▶ [Work to be completed]: Your answer should be a single number: how many lines in the data below hold the string "uniformidad".
· · · ·
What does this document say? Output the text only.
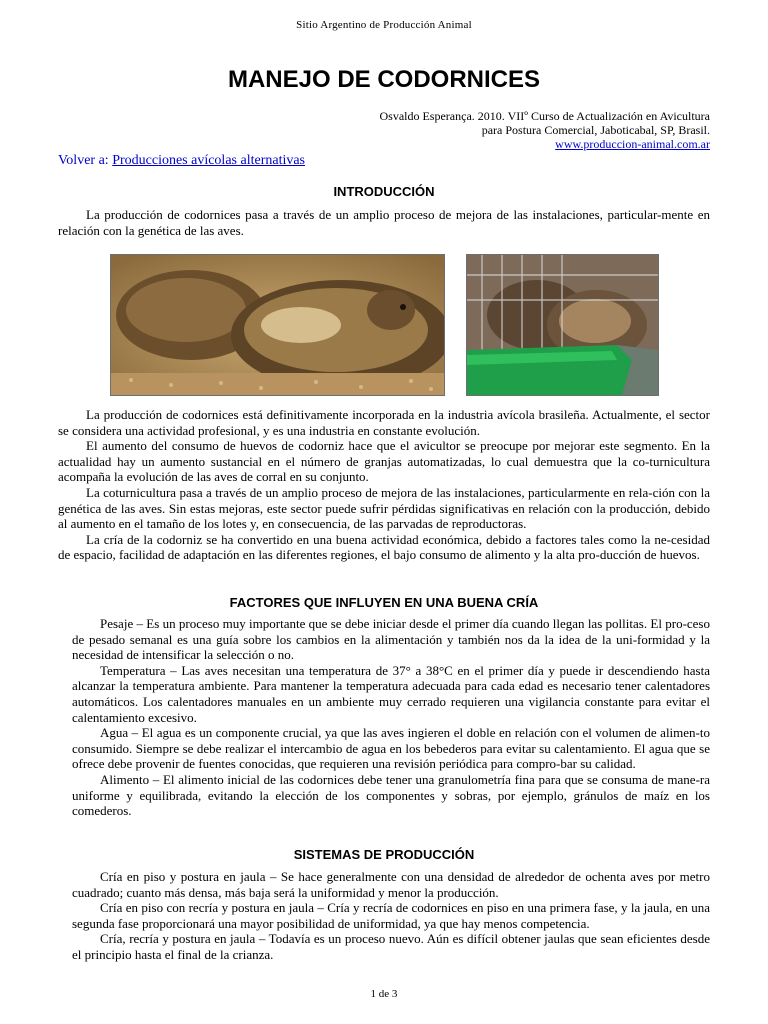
Sitio Argentino de Producción Animal
MANEJO DE CODORNICES
Osvaldo Esperança. 2010. VIIº Curso de Actualización en Avicultura
para Postura Comercial, Jaboticabal, SP, Brasil.
www.produccion-animal.com.ar
Volver a: Producciones avícolas alternativas
INTRODUCCIÓN

La producción de codornices pasa a través de un amplio proceso de mejora de las instalaciones, particular-mente en relación con la genética de las aves.

La producción de codornices está definitivamente incorporada en la industria avícola brasileña. Actualmente, el sector se considera una actividad profesional, y es una industria en constante evolución.

El aumento del consumo de huevos de codorniz hace que el avicultor se preocupe por mejorar este segmento. En la actualidad hay un aumento sustancial en el número de granjas automatizadas, lo cual demuestra que la co-turnicultura acompaña la evolución de las aves de corral en su conjunto.

La coturnicultura pasa a través de un amplio proceso de mejora de las instalaciones, particularmente en rela-ción con la genética de las aves. Sin estas mejoras, este sector puede sufrir pérdidas significativas en relación con la producción, debido al aumento en el tamaño de los lotes y, en consecuencia, de las parvadas de reproductoras.

La cría de la codorniz se ha convertido en una buena actividad económica, debido a factores tales como la ne-cesidad de espacio, facilidad de adaptación en las diferentes regiones, el bajo consumo de alimento y la alta pro-ducción de huevos.

FACTORES QUE INFLUYEN EN UNA BUENA CRÍA

Pesaje – Es un proceso muy importante que se debe iniciar desde el primer día cuando llegan las pollitas. El pro-ceso de pesado semanal es una guía sobre los cambios en la alimentación y también nos da la idea de la uni-formidad y la necesidad de intensificar la selección o no.

Temperatura – Las aves necesitan una temperatura de 37° a 38°C en el primer día y puede ir descendiendo hasta alcanzar la temperatura ambiente. Para mantener la temperatura adecuada para cada edad es necesario tener calentadores automáticos. Los calentadores manuales en un ambiente muy cerrado requieren una vigilancia constante para evitar el calentamiento excesivo.

Agua – El agua es un componente crucial, ya que las aves ingieren el doble en relación con el volumen de alimen-to consumido. Siempre se debe realizar el intercambio de agua en los bebederos para evitar su calentamiento. El agua que se ofrece debe provenir de fuentes conocidas, que requieren una revisión periódica para compro-bar su calidad.

Alimento – El alimento inicial de las codornices debe tener una granulometría fina para que se consuma de mane-ra uniforme y equilibrada, evitando la elección de los componentes y sobras, por ejemplo, gránulos de maíz en los comederos.

SISTEMAS DE PRODUCCIÓN

Cría en piso y postura en jaula – Se hace generalmente con una densidad de alrededor de ochenta aves por metro cuadrado; cuanto más densa, más baja será la uniformidad y menor la producción.

Cría en piso con recría y postura en jaula – Cría y recría de codornices en piso en una primera fase, y la jaula, en una segunda fase proporcionará una mayor posibilidad de uniformidad, ya que hay menos competencia.

Cría, recría y postura en jaula – Todavía es un proceso nuevo. Aún es difícil obtener jaulas que sean eficientes desde el principio hasta el final de la crianza.

1 de 3
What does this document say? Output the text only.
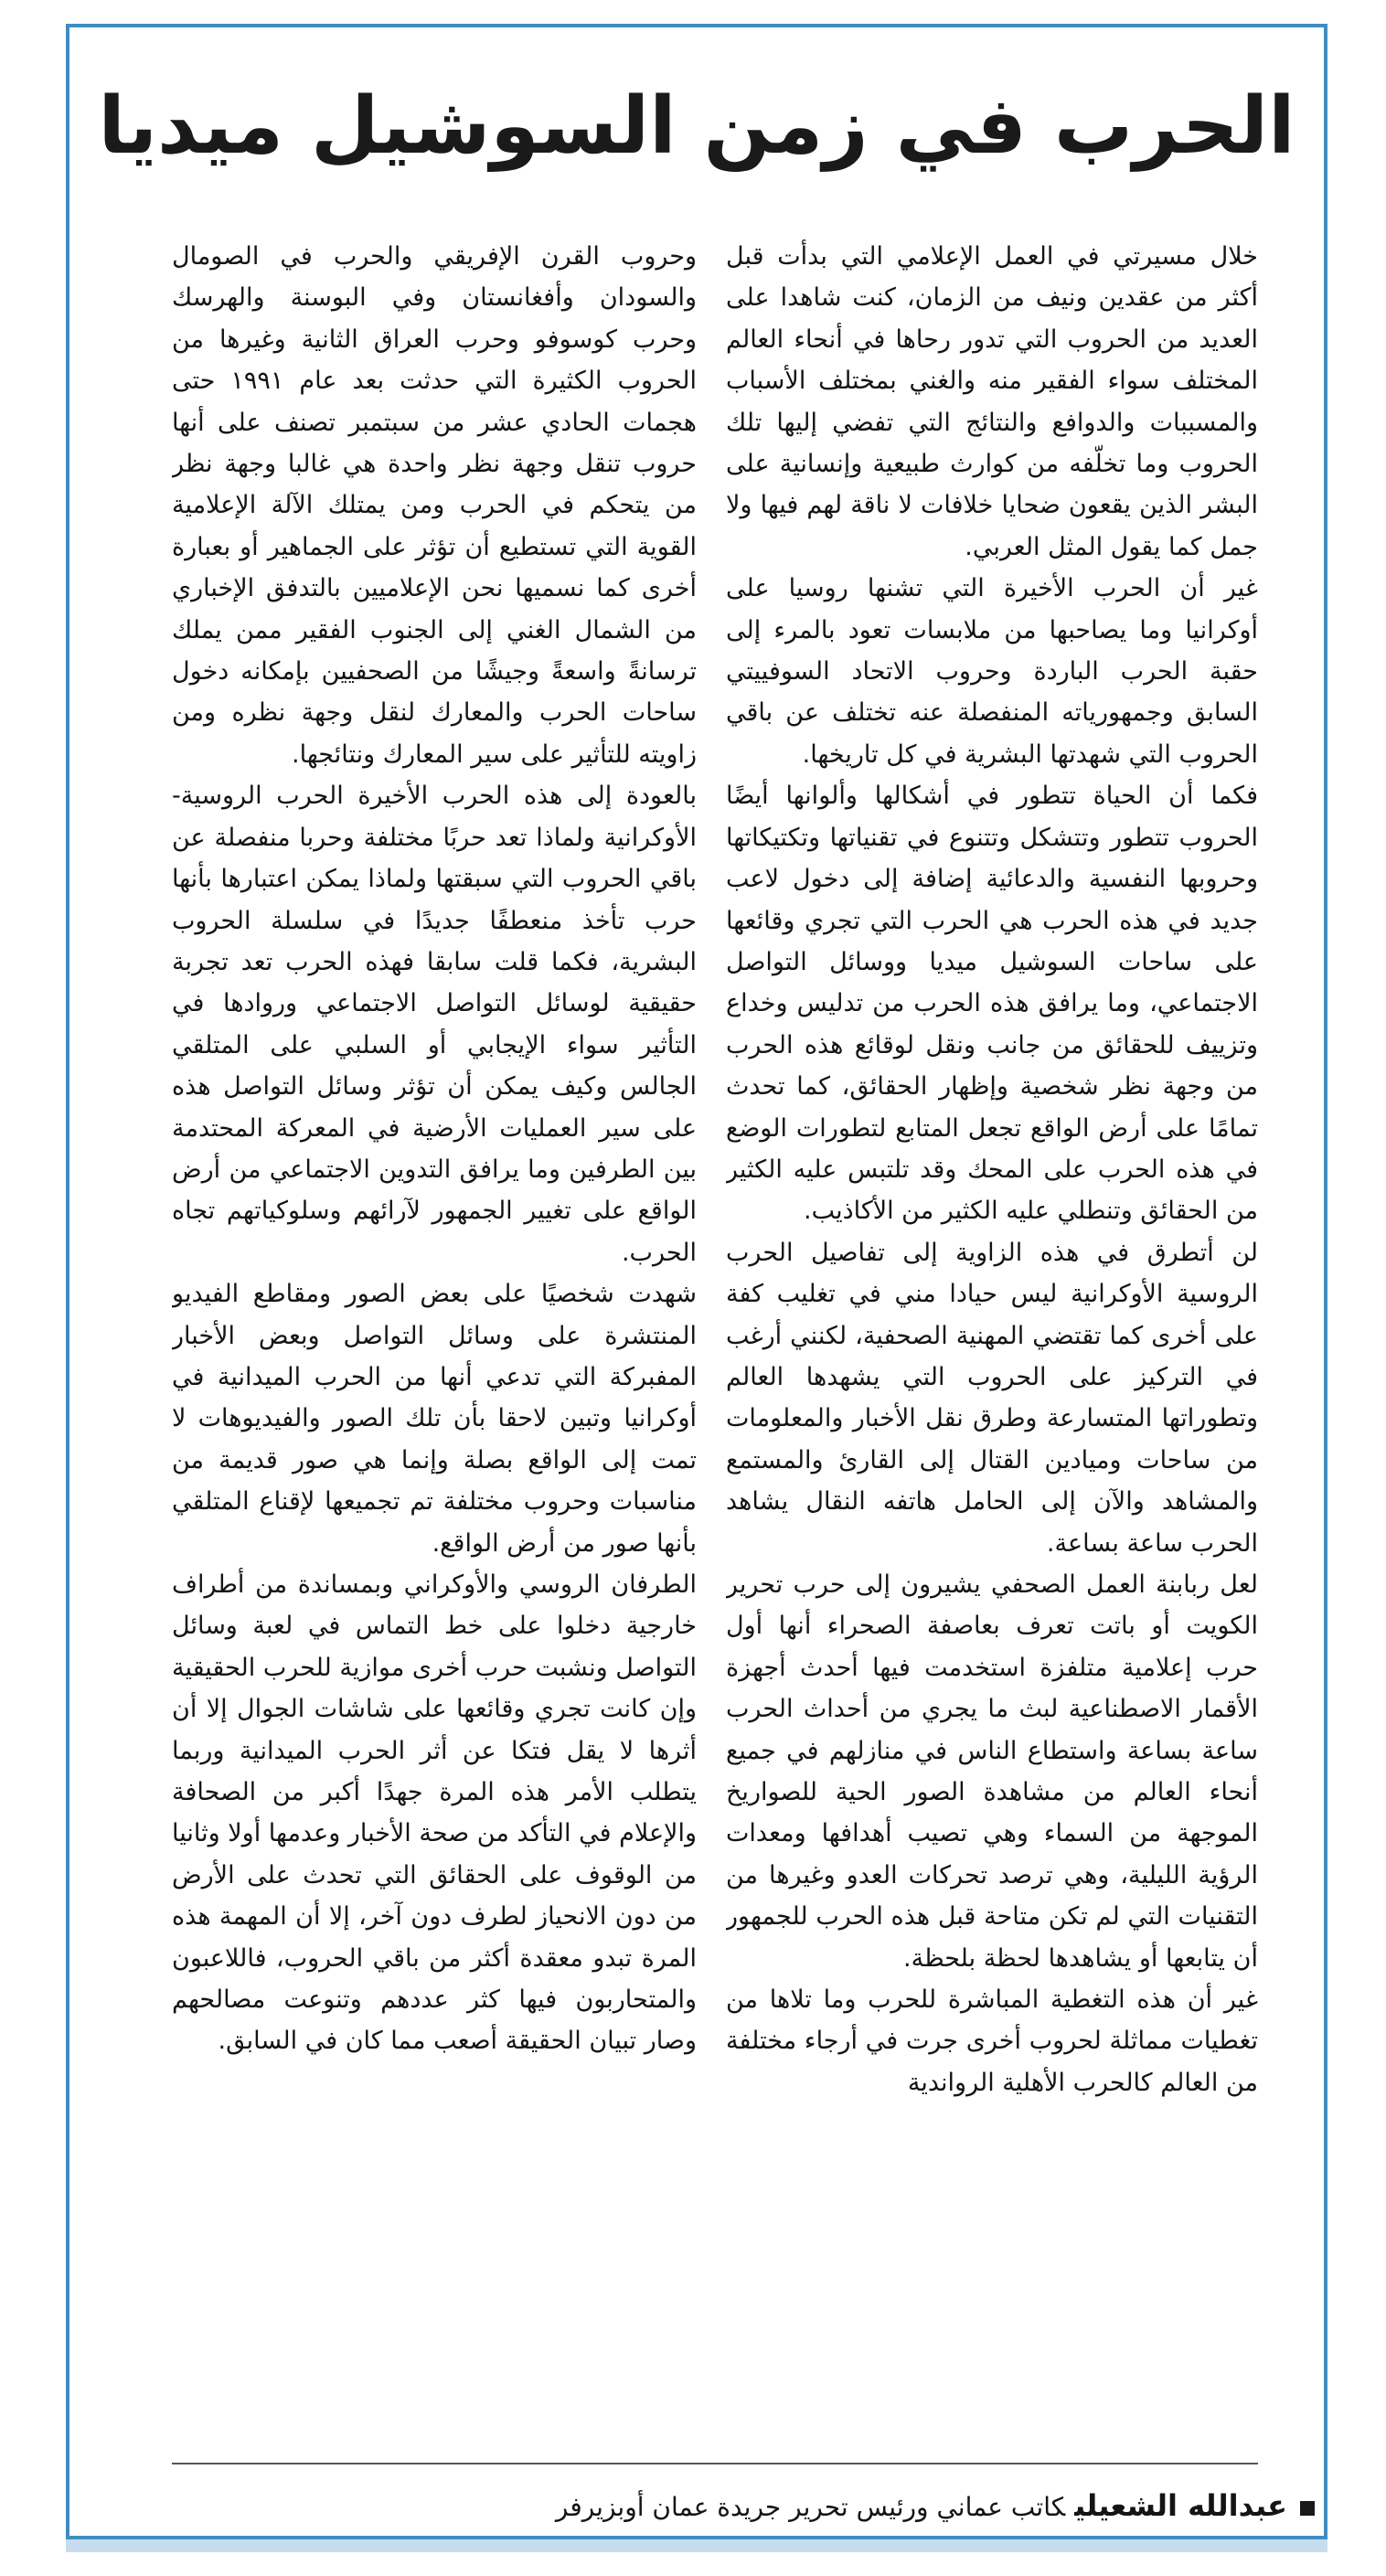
الحرب في زمن السوشيل ميديا

خلال مسيرتي في العمل الإعلامي التي بدأت قبل أكثر من عقدين ونيف من الزمان، كنت شاهدا على العديد من الحروب التي تدور رحاها في أنحاء العالم المختلف سواء الفقير منه والغني بمختلف الأسباب والمسببات والدوافع والنتائج التي تفضي إليها تلك الحروب وما تخلّفه من كوارث طبيعية وإنسانية على البشر الذين يقعون ضحايا خلافات لا ناقة لهم فيها ولا جمل كما يقول المثل العربي.

غير أن الحرب الأخيرة التي تشنها روسيا على أوكرانيا وما يصاحبها من ملابسات تعود بالمرء إلى حقبة الحرب الباردة وحروب الاتحاد السوفييتي السابق وجمهورياته المنفصلة عنه تختلف عن باقي الحروب التي شهدتها البشرية في كل تاريخها.

فكما أن الحياة تتطور في أشكالها وألوانها أيضًا الحروب تتطور وتتشكل وتتنوع في تقنياتها وتكتيكاتها وحروبها النفسية والدعائية إضافة إلى دخول لاعب جديد في هذه الحرب هي الحرب التي تجري وقائعها على ساحات السوشيل ميديا ووسائل التواصل الاجتماعي، وما يرافق هذه الحرب من تدليس وخداع وتزييف للحقائق من جانب ونقل لوقائع هذه الحرب من وجهة نظر شخصية وإظهار الحقائق، كما تحدث تمامًا على أرض الواقع تجعل المتابع لتطورات الوضع في هذه الحرب على المحك وقد تلتبس عليه الكثير من الحقائق وتنطلي عليه الكثير من الأكاذيب.

لن أتطرق في هذه الزاوية إلى تفاصيل الحرب الروسية الأوكرانية ليس حيادا مني في تغليب كفة على أخرى كما تقتضي المهنية الصحفية، لكنني أرغب في التركيز على الحروب التي يشهدها العالم وتطوراتها المتسارعة وطرق نقل الأخبار والمعلومات من ساحات وميادين القتال إلى القارئ والمستمع والمشاهد والآن إلى الحامل هاتفه النقال يشاهد الحرب ساعة بساعة.

لعل ربابنة العمل الصحفي يشيرون إلى حرب تحرير الكويت أو باتت تعرف بعاصفة الصحراء أنها أول حرب إعلامية متلفزة استخدمت فيها أحدث أجهزة الأقمار الاصطناعية لبث ما يجري من أحداث الحرب ساعة بساعة واستطاع الناس في منازلهم في جميع أنحاء العالم من مشاهدة الصور الحية للصواريخ الموجهة من السماء وهي تصيب أهدافها ومعدات الرؤية الليلية، وهي ترصد تحركات العدو وغيرها من التقنيات التي لم تكن متاحة قبل هذه الحرب للجمهور أن يتابعها أو يشاهدها لحظة بلحظة.

غير أن هذه التغطية المباشرة للحرب وما تلاها من تغطيات مماثلة لحروب أخرى جرت في أرجاء مختلفة من العالم كالحرب الأهلية الرواندية

وحروب القرن الإفريقي والحرب في الصومال والسودان وأفغانستان وفي البوسنة والهرسك وحرب كوسوفو وحرب العراق الثانية وغيرها من الحروب الكثيرة التي حدثت بعد عام ١٩٩١ حتى هجمات الحادي عشر من سبتمبر تصنف على أنها حروب تنقل وجهة نظر واحدة هي غالبا وجهة نظر من يتحكم في الحرب ومن يمتلك الآلة الإعلامية القوية التي تستطيع أن تؤثر على الجماهير أو بعبارة أخرى كما نسميها نحن الإعلاميين بالتدفق الإخباري من الشمال الغني إلى الجنوب الفقير ممن يملك ترسانةً واسعةً وجيشًا من الصحفيين بإمكانه دخول ساحات الحرب والمعارك لنقل وجهة نظره ومن زاويته للتأثير على سير المعارك ونتائجها.

بالعودة إلى هذه الحرب الأخيرة الحرب الروسية-الأوكرانية ولماذا تعد حربًا مختلفة وحربا منفصلة عن باقي الحروب التي سبقتها ولماذا يمكن اعتبارها بأنها حرب تأخذ منعطفًا جديدًا في سلسلة الحروب البشرية، فكما قلت سابقا فهذه الحرب تعد تجربة حقيقية لوسائل التواصل الاجتماعي وروادها في التأثير سواء الإيجابي أو السلبي على المتلقي الجالس وكيف يمكن أن تؤثر وسائل التواصل هذه على سير العمليات الأرضية في المعركة المحتدمة بين الطرفين وما يرافق التدوين الاجتماعي من أرض الواقع على تغيير الجمهور لآرائهم وسلوكياتهم تجاه الحرب.

شهدت شخصيًا على بعض الصور ومقاطع الفيديو المنتشرة على وسائل التواصل وبعض الأخبار المفبركة التي تدعي أنها من الحرب الميدانية في أوكرانيا وتبين لاحقا بأن تلك الصور والفيديوهات لا تمت إلى الواقع بصلة وإنما هي صور قديمة من مناسبات وحروب مختلفة تم تجميعها لإقناع المتلقي بأنها صور من أرض الواقع.

الطرفان الروسي والأوكراني وبمساندة من أطراف خارجية دخلوا على خط التماس في لعبة وسائل التواصل ونشبت حرب أخرى موازية للحرب الحقيقية وإن كانت تجري وقائعها على شاشات الجوال إلا أن أثرها لا يقل فتكا عن أثر الحرب الميدانية وربما يتطلب الأمر هذه المرة جهدًا أكبر من الصحافة والإعلام في التأكد من صحة الأخبار وعدمها أولا وثانيا من الوقوف على الحقائق التي تحدث على الأرض من دون الانحياز لطرف دون آخر، إلا أن المهمة هذه المرة تبدو معقدة أكثر من باقي الحروب، فاللاعبون والمتحاربون فيها كثر عددهم وتنوعت مصالحهم وصار تبيان الحقيقة أصعب مما كان في السابق.

عبدالله الشعيليكاتب عماني ورئيس تحرير جريدة عمان أوبزيرفر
· · · ·
▶ [Answer to this exercise]: 2